- Given task -
Copy every line of the material below word for word.

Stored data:
--- Begin ---

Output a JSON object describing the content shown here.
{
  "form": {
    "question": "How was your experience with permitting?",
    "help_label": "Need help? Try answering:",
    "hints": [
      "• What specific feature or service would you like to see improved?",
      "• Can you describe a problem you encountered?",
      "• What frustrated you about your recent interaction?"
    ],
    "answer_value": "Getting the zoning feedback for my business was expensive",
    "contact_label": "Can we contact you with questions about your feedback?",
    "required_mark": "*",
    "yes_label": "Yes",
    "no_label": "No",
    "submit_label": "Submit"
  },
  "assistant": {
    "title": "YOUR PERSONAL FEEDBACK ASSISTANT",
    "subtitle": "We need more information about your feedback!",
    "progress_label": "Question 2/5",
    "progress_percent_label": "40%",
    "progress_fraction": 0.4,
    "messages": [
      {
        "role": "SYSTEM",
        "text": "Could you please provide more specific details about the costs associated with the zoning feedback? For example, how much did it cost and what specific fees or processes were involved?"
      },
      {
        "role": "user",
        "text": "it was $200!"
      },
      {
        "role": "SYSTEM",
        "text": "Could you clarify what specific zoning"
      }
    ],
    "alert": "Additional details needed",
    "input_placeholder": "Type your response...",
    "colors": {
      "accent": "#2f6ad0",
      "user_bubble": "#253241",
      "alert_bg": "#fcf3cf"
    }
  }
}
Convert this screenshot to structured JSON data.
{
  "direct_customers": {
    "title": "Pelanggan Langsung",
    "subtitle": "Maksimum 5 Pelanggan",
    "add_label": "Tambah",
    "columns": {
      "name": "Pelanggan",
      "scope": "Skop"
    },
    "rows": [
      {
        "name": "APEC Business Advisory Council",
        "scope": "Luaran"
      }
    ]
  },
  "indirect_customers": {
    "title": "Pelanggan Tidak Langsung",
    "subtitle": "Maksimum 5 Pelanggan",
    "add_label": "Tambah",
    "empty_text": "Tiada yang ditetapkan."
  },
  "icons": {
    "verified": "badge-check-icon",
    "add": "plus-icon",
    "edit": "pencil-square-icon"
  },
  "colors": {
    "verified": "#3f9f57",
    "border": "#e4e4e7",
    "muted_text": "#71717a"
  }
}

--- End ---

- Solution to the problem -
Output a JSON object describing the content shown here.
{
  "form": {
    "question": "How was your experience with permitting?",
    "help_label": "Need help? Try answering:",
    "hints": [
      "• What specific feature or service would you like to see improved?",
      "• Can you describe a problem you encountered?",
      "• What frustrated you about your recent interaction?"
    ],
    "answer_value": "Getting the zoning feedback for my business was expensive",
    "contact_label": "Can we contact you with questions about your feedback?",
    "required_mark": "*",
    "yes_label": "Yes",
    "no_label": "No",
    "submit_label": "Submit"
  },
  "assistant": {
    "title": "YOUR PERSONAL FEEDBACK ASSISTANT",
    "subtitle": "We need more information about your feedback!",
    "progress_label": "Question 2/5",
    "progress_percent_label": "40%",
    "progress_fraction": 0.4,
    "messages": [
      {
        "role": "SYSTEM",
        "text": "Could you please provide more specific details about the costs associated with the zoning feedback? For example, how much did it cost and what specific fees or processes were involved?"
      },
      {
        "role": "user",
        "text": "it was $200!"
      },
      {
        "role": "SYSTEM",
        "text": "Could you clarify what specific zoning"
      }
    ],
    "alert": "Additional details needed",
    "input_placeholder": "Type your response...",
    "colors": {
      "accent": "#2f6ad0",
      "user_bubble": "#253241",
      "alert_bg": "#fcf3cf"
    }
  }
}
Convert this screenshot to structured JSON data.
{
  "direct_customers": {
    "title": "Pelanggan Langsung",
    "subtitle": "Maksimum 5 Pelanggan",
    "add_label": "Tambah",
    "columns": {
      "name": "Pelanggan",
      "scope": "Skop"
    },
    "rows": [
      {
        "name": "APEC Business Advisory Council",
        "scope": "Luaran"
      }
    ]
  },
  "indirect_customers": {
    "title": "Pelanggan Tidak Langsung",
    "subtitle": "Maksimum 5 Pelanggan",
    "add_label": "Tambah",
    "empty_text": "Tiada yang ditetapkan."
  },
  "icons": {
    "verified": "badge-check-icon",
    "add": "plus-icon",
    "edit": "pencil-square-icon"
  },
  "colors": {
    "verified": "#3f9f57",
    "border": "#e4e4e7",
    "muted_text": "#71717a"
  }
}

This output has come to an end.